Problem description:
Scan the data below for the string "name". Copy every line where it appears.
⟨
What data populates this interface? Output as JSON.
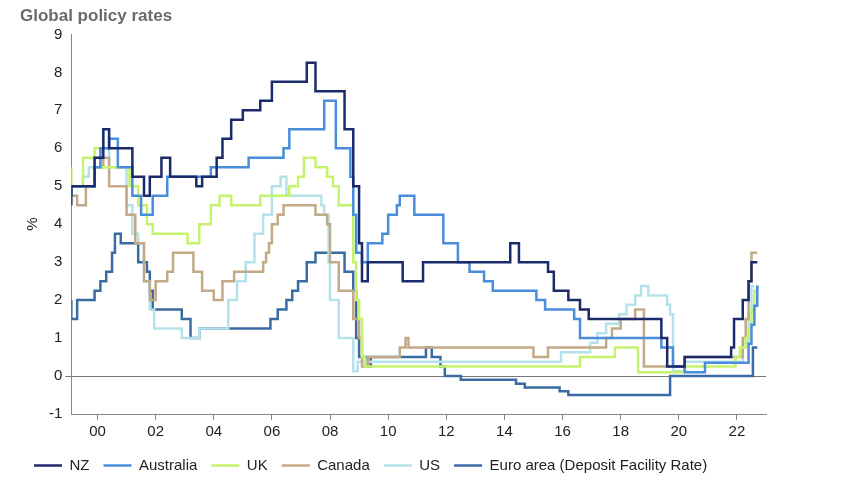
{
  "chart_data": {
    "type": "line",
    "title": "Global policy rates",
    "y_label": "%",
    "line_style": "stepped",
    "grid": false,
    "legend": "bottom",
    "xlim": [
      1999.1,
      2023
    ],
    "xticks": [
      {
        "value": 2000,
        "label": "00"
      },
      {
        "value": 2002,
        "label": "02"
      },
      {
        "value": 2004,
        "label": "04"
      },
      {
        "value": 2006,
        "label": "06"
      },
      {
        "value": 2008,
        "label": "08"
      },
      {
        "value": 2010,
        "label": "10"
      },
      {
        "value": 2012,
        "label": "12"
      },
      {
        "value": 2014,
        "label": "14"
      },
      {
        "value": 2016,
        "label": "16"
      },
      {
        "value": 2018,
        "label": "18"
      },
      {
        "value": 2020,
        "label": "20"
      },
      {
        "value": 2022,
        "label": "22"
      }
    ],
    "ylim": [
      -1,
      9
    ],
    "yticks": [
      -1,
      0,
      1,
      2,
      3,
      4,
      5,
      6,
      7,
      8,
      9
    ],
    "series": [
      {
        "name": "NZ",
        "color": "#1b2a6b",
        "x": [
          1999.1,
          1999.9,
          2000.2,
          2000.4,
          2001.2,
          2001.6,
          2001.8,
          2002.2,
          2002.5,
          2003.4,
          2003.6,
          2004.1,
          2004.3,
          2004.6,
          2005.0,
          2005.6,
          2006.0,
          2007.2,
          2007.5,
          2008.5,
          2008.8,
          2009.0,
          2009.1,
          2009.3,
          2010.5,
          2011.2,
          2014.2,
          2014.5,
          2015.5,
          2015.7,
          2016.2,
          2016.6,
          2016.9,
          2019.4,
          2019.6,
          2020.2,
          2021.8,
          2021.9,
          2022.2,
          2022.4,
          2022.5,
          2022.7
        ],
        "values": [
          4.5,
          5.0,
          5.75,
          6.5,
          6.0,
          5.25,
          4.75,
          5.25,
          5.75,
          5.25,
          5.0,
          5.25,
          5.75,
          6.25,
          6.75,
          7.0,
          7.25,
          7.75,
          8.25,
          7.5,
          6.5,
          5.0,
          3.5,
          2.5,
          3.0,
          2.5,
          3.0,
          3.5,
          3.0,
          2.75,
          2.25,
          2.0,
          1.75,
          1.5,
          1.0,
          0.25,
          0.5,
          0.75,
          1.5,
          2.0,
          2.5,
          3.0
        ]
      },
      {
        "name": "Australia",
        "color": "#4a8ddb",
        "x": [
          1999.1,
          1999.9,
          2000.1,
          2000.4,
          2000.7,
          2001.2,
          2001.5,
          2001.9,
          2002.4,
          2003.9,
          2005.2,
          2006.4,
          2006.6,
          2007.8,
          2008.2,
          2008.7,
          2008.8,
          2008.9,
          2009.1,
          2009.3,
          2009.8,
          2010.0,
          2010.3,
          2010.4,
          2010.9,
          2011.9,
          2012.4,
          2012.8,
          2013.3,
          2013.6,
          2015.1,
          2015.4,
          2016.4,
          2016.6,
          2019.4,
          2019.8,
          2020.2,
          2020.9,
          2022.4,
          2022.5,
          2022.6,
          2022.7,
          2022.75
        ],
        "values": [
          4.75,
          5.0,
          5.5,
          6.0,
          6.25,
          5.5,
          4.75,
          4.25,
          4.75,
          5.25,
          5.5,
          5.75,
          6.0,
          6.5,
          7.25,
          6.0,
          5.25,
          4.25,
          3.25,
          3.0,
          3.5,
          3.75,
          4.25,
          4.5,
          4.75,
          4.25,
          3.5,
          3.0,
          2.75,
          2.5,
          2.25,
          2.0,
          1.75,
          1.5,
          1.0,
          0.75,
          0.25,
          0.1,
          0.35,
          0.85,
          1.35,
          1.85,
          2.35
        ]
      },
      {
        "name": "UK",
        "color": "#c6f36c",
        "x": [
          1999.1,
          1999.5,
          1999.9,
          2000.1,
          2001.1,
          2001.4,
          2001.7,
          2001.9,
          2003.1,
          2003.5,
          2003.9,
          2004.2,
          2004.6,
          2005.6,
          2006.6,
          2006.9,
          2007.1,
          2007.5,
          2007.9,
          2008.1,
          2008.3,
          2008.8,
          2008.9,
          2009.0,
          2009.1,
          2009.2,
          2016.6,
          2017.8,
          2018.6,
          2020.2,
          2021.95,
          2022.1,
          2022.3,
          2022.4,
          2022.5,
          2022.6,
          2022.7
        ],
        "values": [
          5.5,
          5.0,
          5.75,
          6.0,
          5.5,
          5.0,
          4.5,
          4.0,
          3.75,
          3.5,
          4.0,
          4.5,
          4.75,
          4.5,
          4.75,
          5.0,
          5.25,
          5.75,
          5.5,
          5.25,
          5.0,
          4.5,
          3.0,
          2.0,
          1.5,
          0.5,
          0.25,
          0.5,
          0.75,
          0.1,
          0.25,
          0.5,
          0.75,
          1.0,
          1.25,
          1.75,
          2.25
        ]
      },
      {
        "name": "Canada",
        "color": "#c2aa88",
        "x": [
          1999.1,
          1999.3,
          1999.6,
          1999.9,
          2000.2,
          2000.4,
          2001.0,
          2001.3,
          2001.6,
          2001.8,
          2002.0,
          2002.4,
          2002.6,
          2003.3,
          2003.6,
          2004.0,
          2004.3,
          2004.7,
          2005.7,
          2005.8,
          2005.9,
          2006.0,
          2006.2,
          2006.4,
          2007.5,
          2007.9,
          2008.0,
          2008.3,
          2008.8,
          2009.0,
          2009.1,
          2009.3,
          2010.4,
          2010.6,
          2010.7,
          2015.0,
          2015.5,
          2017.5,
          2017.7,
          2018.0,
          2018.5,
          2018.8,
          2020.2,
          2022.2,
          2022.3,
          2022.4,
          2022.5,
          2022.7
        ],
        "values": [
          5.0,
          4.75,
          4.5,
          5.0,
          5.5,
          5.75,
          5.0,
          4.25,
          3.5,
          2.5,
          2.0,
          2.5,
          2.75,
          3.25,
          2.75,
          2.25,
          2.0,
          2.5,
          2.75,
          3.0,
          3.25,
          3.5,
          4.0,
          4.25,
          4.5,
          4.25,
          4.0,
          3.0,
          2.25,
          1.5,
          1.0,
          0.25,
          0.5,
          0.75,
          1.0,
          0.75,
          0.5,
          0.75,
          1.0,
          1.25,
          1.5,
          1.75,
          0.25,
          0.5,
          1.0,
          1.5,
          2.5,
          3.25
        ]
      },
      {
        "name": "US",
        "color": "#b5e2ea",
        "x": [
          1999.1,
          1999.5,
          1999.7,
          1999.9,
          2000.1,
          2000.2,
          2000.4,
          2001.0,
          2001.2,
          2001.4,
          2001.6,
          2001.8,
          2001.95,
          2002.9,
          2003.5,
          2004.5,
          2004.8,
          2005.1,
          2005.4,
          2005.7,
          2006.0,
          2006.3,
          2006.5,
          2007.7,
          2007.8,
          2007.95,
          2008.0,
          2008.3,
          2008.8,
          2008.95,
          2015.95,
          2016.95,
          2017.2,
          2017.5,
          2017.95,
          2018.2,
          2018.5,
          2018.7,
          2018.95,
          2019.6,
          2019.7,
          2019.8,
          2020.2,
          2022.2,
          2022.4,
          2022.5,
          2022.6
        ],
        "values": [
          4.75,
          5.0,
          5.25,
          5.5,
          5.75,
          6.0,
          6.5,
          5.5,
          4.5,
          3.75,
          3.5,
          2.5,
          1.75,
          1.25,
          1.0,
          1.25,
          2.0,
          2.5,
          3.0,
          3.75,
          4.25,
          5.0,
          5.25,
          4.75,
          4.5,
          4.25,
          3.0,
          2.0,
          1.0,
          0.125,
          0.375,
          0.625,
          0.875,
          1.125,
          1.375,
          1.625,
          1.875,
          2.125,
          2.375,
          2.125,
          1.875,
          1.625,
          0.125,
          0.375,
          0.875,
          1.625,
          2.375
        ]
      },
      {
        "name": "Euro area (Deposit Facility Rate)",
        "color": "#3a6ca3",
        "x": [
          1999.1,
          1999.3,
          1999.9,
          2000.1,
          2000.3,
          2000.5,
          2000.6,
          2000.8,
          2001.4,
          2001.7,
          2001.8,
          2001.9,
          2002.9,
          2003.2,
          2003.5,
          2005.95,
          2006.2,
          2006.5,
          2006.7,
          2006.9,
          2007.2,
          2007.5,
          2008.5,
          2008.8,
          2008.9,
          2009.0,
          2009.3,
          2009.4,
          2011.3,
          2011.5,
          2011.8,
          2011.95,
          2012.5,
          2014.4,
          2014.7,
          2015.9,
          2016.2,
          2019.7,
          2022.55,
          2022.7
        ],
        "values": [
          2.0,
          1.5,
          2.0,
          2.25,
          2.5,
          2.75,
          3.25,
          3.75,
          3.5,
          3.0,
          2.75,
          2.25,
          1.75,
          1.5,
          1.0,
          1.25,
          1.5,
          1.75,
          2.0,
          2.25,
          2.5,
          3.0,
          3.25,
          2.75,
          2.25,
          1.0,
          0.5,
          0.25,
          0.5,
          0.75,
          0.5,
          0.25,
          0.0,
          -0.1,
          -0.2,
          -0.3,
          -0.4,
          -0.5,
          0.0,
          0.75
        ]
      }
    ]
  }
}
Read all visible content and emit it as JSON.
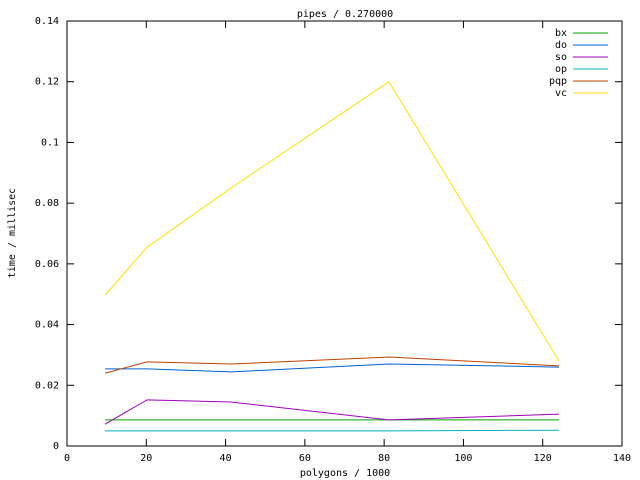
{
  "chart_data": {
    "type": "line",
    "title": "pipes / 0.270000",
    "x_label": "polygons / 1000",
    "y_label": "time / millisec",
    "x": [
      9.6,
      20.2,
      41.4,
      81.2,
      124.1
    ],
    "series": [
      {
        "name": "bx",
        "color": "#00a000",
        "values": [
          0.0086,
          0.0086,
          0.0086,
          0.0086,
          0.0086
        ]
      },
      {
        "name": "do",
        "color": "#0060d0",
        "values": [
          0.0254,
          0.0254,
          0.0244,
          0.027,
          0.026
        ]
      },
      {
        "name": "so",
        "color": "#a000c0",
        "values": [
          0.0072,
          0.0152,
          0.0145,
          0.0086,
          0.0105
        ]
      },
      {
        "name": "op",
        "color": "#00b0c0",
        "values": [
          0.005,
          0.005,
          0.005,
          0.005,
          0.0052
        ]
      },
      {
        "name": "pqp",
        "color": "#c04000",
        "values": [
          0.024,
          0.0277,
          0.027,
          0.0293,
          0.0264
        ]
      },
      {
        "name": "vc",
        "color": "#ffe000",
        "values": [
          0.0497,
          0.0655,
          0.085,
          0.12,
          0.028
        ]
      }
    ],
    "xlim": [
      0,
      140
    ],
    "xticks": [
      0,
      20,
      40,
      60,
      80,
      100,
      120,
      140
    ],
    "ylim": [
      0,
      0.14
    ],
    "yticks": [
      0,
      0.02,
      0.04,
      0.06,
      0.08,
      0.1,
      0.12,
      0.14
    ],
    "legend": "top-right",
    "grid": false
  }
}
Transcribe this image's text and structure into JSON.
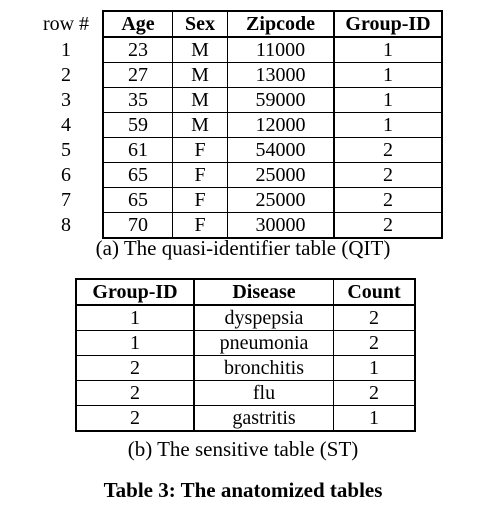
⟩
Exercise result:
        "name": "NZ",
        "name": "Australia",
        "name": "UK",
        "name": "Canada",
        "name": "US",
        "name": "Euro area (Deposit Facility Rate)",
        "name": "bx",
        "name": "do",
        "name": "so",
        "name": "op",
        "name": "pqp",
        "name": "vc",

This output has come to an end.